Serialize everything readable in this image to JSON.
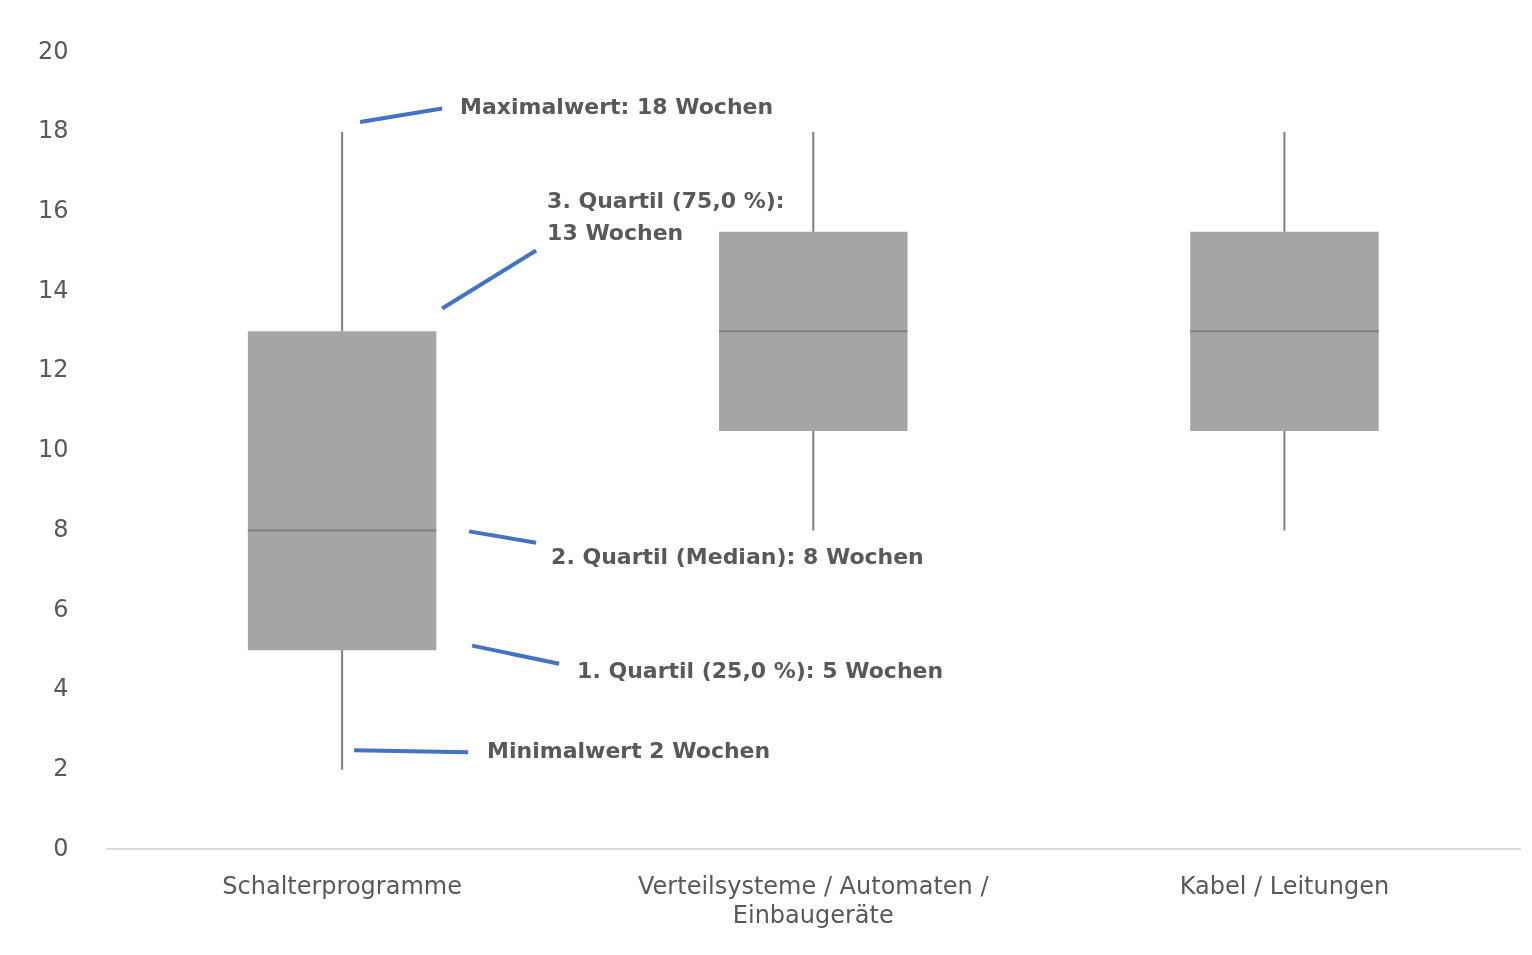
{
  "chart_data": {
    "type": "box",
    "categories": [
      "Schalterprogramme",
      "Verteilsysteme / Automaten / Einbaugeräte",
      "Kabel / Leitungen"
    ],
    "boxes": [
      {
        "low": 2,
        "q1": 5,
        "median": 8,
        "q3": 13,
        "high": 18
      },
      {
        "low": 8,
        "q1": 10.5,
        "median": 13,
        "q3": 15.5,
        "high": 18
      },
      {
        "low": 8,
        "q1": 10.5,
        "median": 13,
        "q3": 15.5,
        "high": 18
      }
    ],
    "color": "#a5a5a5",
    "ylim": [
      0,
      20
    ],
    "yticks": [
      0,
      2,
      4,
      6,
      8,
      10,
      12,
      14,
      16,
      18,
      20
    ],
    "annotations": [
      "Maximalwert: 18 Wochen",
      "3. Quartil (75,0 %): 13 Wochen",
      "2. Quartil (Median): 8 Wochen",
      "1. Quartil (25,0 %): 5 Wochen",
      "Minimalwert 2 Wochen"
    ]
  }
}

============

Quote the preceding records in their entirety, excluding every picture.

- **Exercise solution**
Serialize everything readable in this image to JSON.
{
  "chart_data": {
    "type": "box",
    "categories": [
      "Schalterprogramme",
      "Verteilsysteme / Automaten / Einbaugeräte",
      "Kabel / Leitungen"
    ],
    "boxes": [
      {
        "low": 2,
        "q1": 5,
        "median": 8,
        "q3": 13,
        "high": 18
      },
      {
        "low": 8,
        "q1": 10.5,
        "median": 13,
        "q3": 15.5,
        "high": 18
      },
      {
        "low": 8,
        "q1": 10.5,
        "median": 13,
        "q3": 15.5,
        "high": 18
      }
    ],
    "color": "#a5a5a5",
    "ylim": [
      0,
      20
    ],
    "yticks": [
      0,
      2,
      4,
      6,
      8,
      10,
      12,
      14,
      16,
      18,
      20
    ],
    "annotations": [
      "Maximalwert: 18 Wochen",
      "3. Quartil (75,0 %): 13 Wochen",
      "2. Quartil (Median): 8 Wochen",
      "1. Quartil (25,0 %): 5 Wochen",
      "Minimalwert 2 Wochen"
    ]
  }
}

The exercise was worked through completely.